(Extracted data)
☆ ☆ ☆

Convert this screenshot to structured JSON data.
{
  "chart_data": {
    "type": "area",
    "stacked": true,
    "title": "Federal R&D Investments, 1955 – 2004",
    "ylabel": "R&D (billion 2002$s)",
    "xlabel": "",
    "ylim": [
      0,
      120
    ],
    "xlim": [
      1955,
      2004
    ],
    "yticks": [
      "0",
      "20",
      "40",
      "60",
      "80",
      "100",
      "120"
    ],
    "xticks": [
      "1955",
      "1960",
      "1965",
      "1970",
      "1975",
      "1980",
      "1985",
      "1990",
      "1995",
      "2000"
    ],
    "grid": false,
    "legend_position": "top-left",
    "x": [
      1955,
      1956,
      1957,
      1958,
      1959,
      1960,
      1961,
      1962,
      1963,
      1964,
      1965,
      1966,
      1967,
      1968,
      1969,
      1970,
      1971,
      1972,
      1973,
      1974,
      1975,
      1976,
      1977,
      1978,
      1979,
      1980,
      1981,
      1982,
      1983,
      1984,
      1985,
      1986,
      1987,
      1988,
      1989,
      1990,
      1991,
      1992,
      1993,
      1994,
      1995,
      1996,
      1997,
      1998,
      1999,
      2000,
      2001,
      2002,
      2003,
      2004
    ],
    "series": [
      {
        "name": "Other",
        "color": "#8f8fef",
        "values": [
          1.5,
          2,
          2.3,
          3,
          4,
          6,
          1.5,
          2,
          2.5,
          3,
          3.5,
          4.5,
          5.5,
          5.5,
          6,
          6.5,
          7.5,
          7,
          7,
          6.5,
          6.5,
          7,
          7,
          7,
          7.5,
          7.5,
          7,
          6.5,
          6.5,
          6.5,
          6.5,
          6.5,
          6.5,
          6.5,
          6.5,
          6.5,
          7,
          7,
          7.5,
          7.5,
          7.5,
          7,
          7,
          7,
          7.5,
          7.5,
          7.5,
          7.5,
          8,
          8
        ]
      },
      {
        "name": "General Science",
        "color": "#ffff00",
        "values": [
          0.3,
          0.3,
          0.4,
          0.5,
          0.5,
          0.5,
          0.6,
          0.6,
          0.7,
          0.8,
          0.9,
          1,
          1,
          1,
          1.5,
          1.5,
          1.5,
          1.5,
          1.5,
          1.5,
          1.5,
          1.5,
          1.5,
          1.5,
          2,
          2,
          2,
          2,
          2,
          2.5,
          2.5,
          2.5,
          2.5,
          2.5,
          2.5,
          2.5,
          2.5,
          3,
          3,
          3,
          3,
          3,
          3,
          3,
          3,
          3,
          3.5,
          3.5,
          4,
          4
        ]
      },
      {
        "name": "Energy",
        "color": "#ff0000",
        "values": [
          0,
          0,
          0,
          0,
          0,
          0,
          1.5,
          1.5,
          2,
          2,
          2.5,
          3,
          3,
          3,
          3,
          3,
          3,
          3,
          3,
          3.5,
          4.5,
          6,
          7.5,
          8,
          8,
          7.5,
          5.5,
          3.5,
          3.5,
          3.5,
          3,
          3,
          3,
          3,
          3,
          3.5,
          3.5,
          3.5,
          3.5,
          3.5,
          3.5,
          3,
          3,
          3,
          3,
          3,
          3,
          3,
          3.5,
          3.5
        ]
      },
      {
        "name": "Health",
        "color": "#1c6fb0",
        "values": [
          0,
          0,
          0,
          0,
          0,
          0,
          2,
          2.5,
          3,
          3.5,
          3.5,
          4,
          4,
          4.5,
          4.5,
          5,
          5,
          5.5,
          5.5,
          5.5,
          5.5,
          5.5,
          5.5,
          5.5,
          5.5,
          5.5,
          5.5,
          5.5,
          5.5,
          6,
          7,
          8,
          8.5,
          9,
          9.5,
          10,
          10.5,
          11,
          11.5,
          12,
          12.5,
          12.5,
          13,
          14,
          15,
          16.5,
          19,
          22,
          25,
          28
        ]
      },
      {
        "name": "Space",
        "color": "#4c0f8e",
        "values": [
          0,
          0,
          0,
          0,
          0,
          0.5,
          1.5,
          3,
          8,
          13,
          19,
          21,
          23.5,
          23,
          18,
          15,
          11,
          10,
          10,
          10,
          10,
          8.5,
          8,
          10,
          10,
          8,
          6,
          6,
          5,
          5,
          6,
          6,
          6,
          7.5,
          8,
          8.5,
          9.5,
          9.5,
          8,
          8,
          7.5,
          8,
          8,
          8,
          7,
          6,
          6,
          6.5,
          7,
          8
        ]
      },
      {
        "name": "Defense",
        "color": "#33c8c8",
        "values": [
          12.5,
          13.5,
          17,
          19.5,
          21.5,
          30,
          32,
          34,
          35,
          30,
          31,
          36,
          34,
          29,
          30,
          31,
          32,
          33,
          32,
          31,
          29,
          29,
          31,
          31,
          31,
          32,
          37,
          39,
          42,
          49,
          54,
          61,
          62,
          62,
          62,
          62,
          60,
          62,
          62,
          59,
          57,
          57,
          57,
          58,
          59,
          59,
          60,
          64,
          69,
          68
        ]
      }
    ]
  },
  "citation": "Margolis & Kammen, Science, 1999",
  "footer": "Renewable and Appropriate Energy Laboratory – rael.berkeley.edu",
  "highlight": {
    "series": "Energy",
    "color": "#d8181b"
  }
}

☆ ☆ ☆

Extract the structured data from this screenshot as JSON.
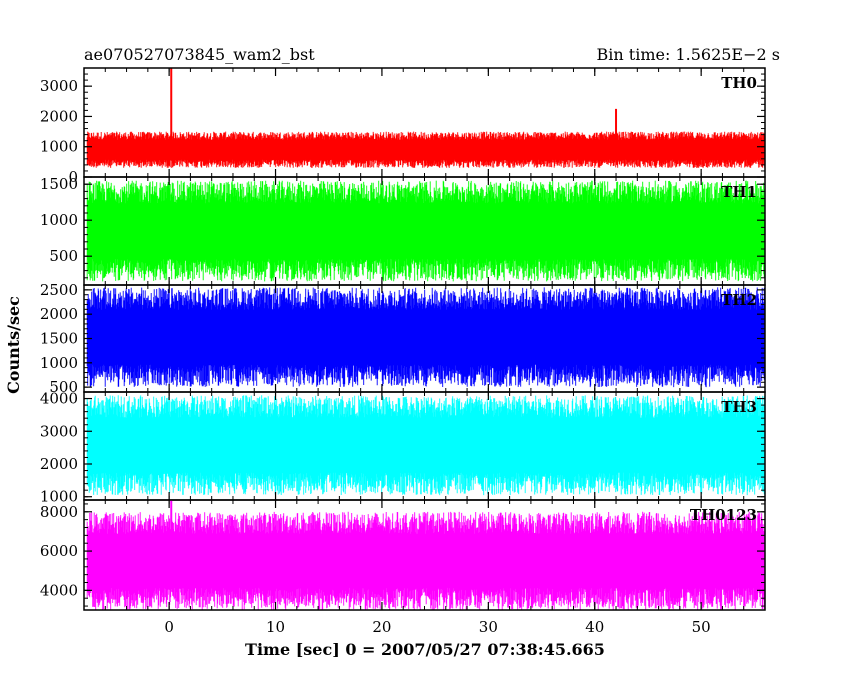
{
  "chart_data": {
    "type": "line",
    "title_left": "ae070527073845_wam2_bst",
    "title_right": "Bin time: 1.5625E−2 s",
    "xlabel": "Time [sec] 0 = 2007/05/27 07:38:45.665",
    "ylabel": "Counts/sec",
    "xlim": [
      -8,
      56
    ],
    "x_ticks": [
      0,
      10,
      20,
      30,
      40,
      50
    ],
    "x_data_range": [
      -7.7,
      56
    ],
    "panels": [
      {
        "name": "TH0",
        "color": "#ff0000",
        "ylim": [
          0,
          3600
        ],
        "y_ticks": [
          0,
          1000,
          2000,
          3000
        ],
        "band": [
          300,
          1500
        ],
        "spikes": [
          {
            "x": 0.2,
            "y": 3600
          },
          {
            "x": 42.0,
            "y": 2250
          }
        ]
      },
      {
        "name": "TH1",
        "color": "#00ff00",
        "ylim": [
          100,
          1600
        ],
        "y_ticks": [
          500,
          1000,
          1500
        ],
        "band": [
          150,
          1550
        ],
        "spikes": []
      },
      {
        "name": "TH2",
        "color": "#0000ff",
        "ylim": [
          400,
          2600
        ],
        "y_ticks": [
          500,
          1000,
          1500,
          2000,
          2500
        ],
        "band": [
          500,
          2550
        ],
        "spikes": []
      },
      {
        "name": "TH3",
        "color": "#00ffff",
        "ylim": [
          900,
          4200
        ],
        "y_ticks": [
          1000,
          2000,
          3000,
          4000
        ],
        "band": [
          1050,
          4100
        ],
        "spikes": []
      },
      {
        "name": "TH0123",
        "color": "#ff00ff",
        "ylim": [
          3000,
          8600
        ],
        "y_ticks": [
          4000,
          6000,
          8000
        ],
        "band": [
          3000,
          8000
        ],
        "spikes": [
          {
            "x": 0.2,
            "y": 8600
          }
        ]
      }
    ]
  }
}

☆ ☆ ☆

Filter the entries and copy out every line with the word "structured".

Convert this screenshot to structured JSON data.
Extract the structured data from this screenshot as JSON.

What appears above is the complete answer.